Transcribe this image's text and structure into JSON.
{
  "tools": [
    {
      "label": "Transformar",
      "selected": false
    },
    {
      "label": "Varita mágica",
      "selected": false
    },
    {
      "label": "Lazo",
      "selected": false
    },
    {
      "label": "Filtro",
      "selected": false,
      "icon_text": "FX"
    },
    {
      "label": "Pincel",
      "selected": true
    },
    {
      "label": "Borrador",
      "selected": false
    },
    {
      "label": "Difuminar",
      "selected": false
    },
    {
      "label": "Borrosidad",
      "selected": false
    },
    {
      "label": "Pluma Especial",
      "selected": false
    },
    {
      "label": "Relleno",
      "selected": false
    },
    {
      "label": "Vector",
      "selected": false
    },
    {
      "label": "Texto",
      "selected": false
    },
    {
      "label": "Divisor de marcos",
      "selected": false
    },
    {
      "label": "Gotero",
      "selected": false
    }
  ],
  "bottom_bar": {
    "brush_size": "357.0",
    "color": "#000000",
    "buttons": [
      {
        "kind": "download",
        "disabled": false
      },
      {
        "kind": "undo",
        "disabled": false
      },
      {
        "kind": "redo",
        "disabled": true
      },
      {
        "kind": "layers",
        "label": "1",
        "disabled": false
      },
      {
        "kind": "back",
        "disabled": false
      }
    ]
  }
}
● ● ●
INSTRUCTION
Restate each record word for word.

SOLUTION FOR THIS TASK
Transcribe this image's text and structure into JSON.
{
  "tools": [
    {
      "label": "Transformar",
      "selected": false
    },
    {
      "label": "Varita mágica",
      "selected": false
    },
    {
      "label": "Lazo",
      "selected": false
    },
    {
      "label": "Filtro",
      "selected": false,
      "icon_text": "FX"
    },
    {
      "label": "Pincel",
      "selected": true
    },
    {
      "label": "Borrador",
      "selected": false
    },
    {
      "label": "Difuminar",
      "selected": false
    },
    {
      "label": "Borrosidad",
      "selected": false
    },
    {
      "label": "Pluma Especial",
      "selected": false
    },
    {
      "label": "Relleno",
      "selected": false
    },
    {
      "label": "Vector",
      "selected": false
    },
    {
      "label": "Texto",
      "selected": false
    },
    {
      "label": "Divisor de marcos",
      "selected": false
    },
    {
      "label": "Gotero",
      "selected": false
    }
  ],
  "bottom_bar": {
    "brush_size": "357.0",
    "color": "#000000",
    "buttons": [
      {
        "kind": "download",
        "disabled": false
      },
      {
        "kind": "undo",
        "disabled": false
      },
      {
        "kind": "redo",
        "disabled": true
      },
      {
        "kind": "layers",
        "label": "1",
        "disabled": false
      },
      {
        "kind": "back",
        "disabled": false
      }
    ]
  }
}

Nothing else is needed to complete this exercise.